** start **
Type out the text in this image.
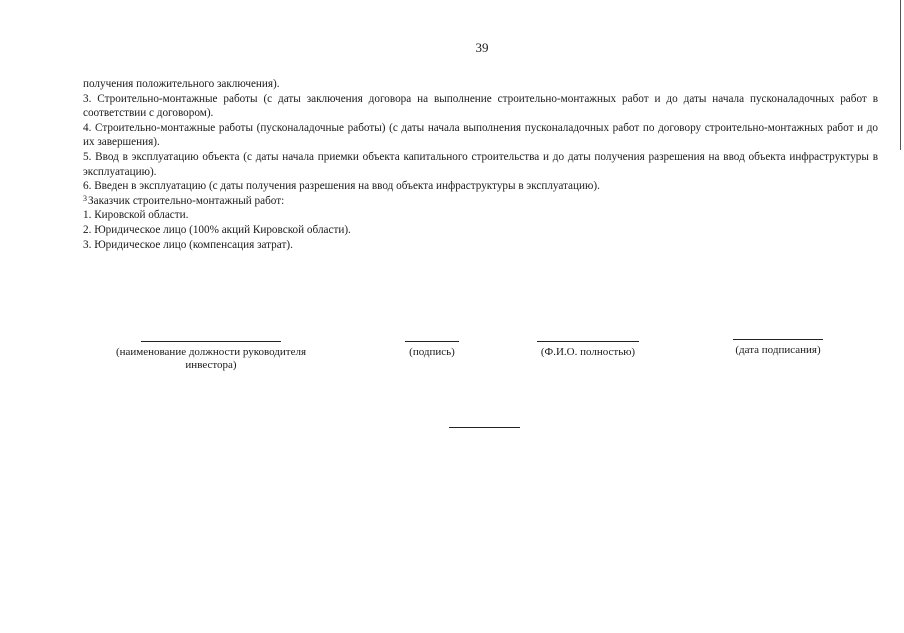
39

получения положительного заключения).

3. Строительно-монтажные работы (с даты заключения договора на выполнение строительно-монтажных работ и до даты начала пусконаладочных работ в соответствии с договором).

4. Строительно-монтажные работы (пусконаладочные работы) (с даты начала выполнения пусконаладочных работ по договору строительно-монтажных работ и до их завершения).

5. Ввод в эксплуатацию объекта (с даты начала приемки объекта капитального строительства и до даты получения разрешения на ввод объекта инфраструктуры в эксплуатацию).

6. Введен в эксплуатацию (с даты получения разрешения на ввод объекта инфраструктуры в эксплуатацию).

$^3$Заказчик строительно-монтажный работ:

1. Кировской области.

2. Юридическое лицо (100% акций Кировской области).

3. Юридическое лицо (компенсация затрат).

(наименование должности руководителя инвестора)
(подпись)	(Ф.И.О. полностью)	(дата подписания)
** end **
DO THIS: Give the data again exactly as written, with all pictures left out.

RESPONSE:
Type out the text in this image.
39

получения положительного заключения).

3. Строительно-монтажные работы (с даты заключения договора на выполнение строительно-монтажных работ и до даты начала пусконаладочных работ в соответствии с договором).

4. Строительно-монтажные работы (пусконаладочные работы) (с даты начала выполнения пусконаладочных работ по договору строительно-монтажных работ и до их завершения).

5. Ввод в эксплуатацию объекта (с даты начала приемки объекта капитального строительства и до даты получения разрешения на ввод объекта инфраструктуры в эксплуатацию).

6. Введен в эксплуатацию (с даты получения разрешения на ввод объекта инфраструктуры в эксплуатацию).

$^3$Заказчик строительно-монтажный работ:

1. Кировской области.

2. Юридическое лицо (100% акций Кировской области).

3. Юридическое лицо (компенсация затрат).

(наименование должности руководителя инвестора)
(подпись)	(Ф.И.О. полностью)	(дата подписания)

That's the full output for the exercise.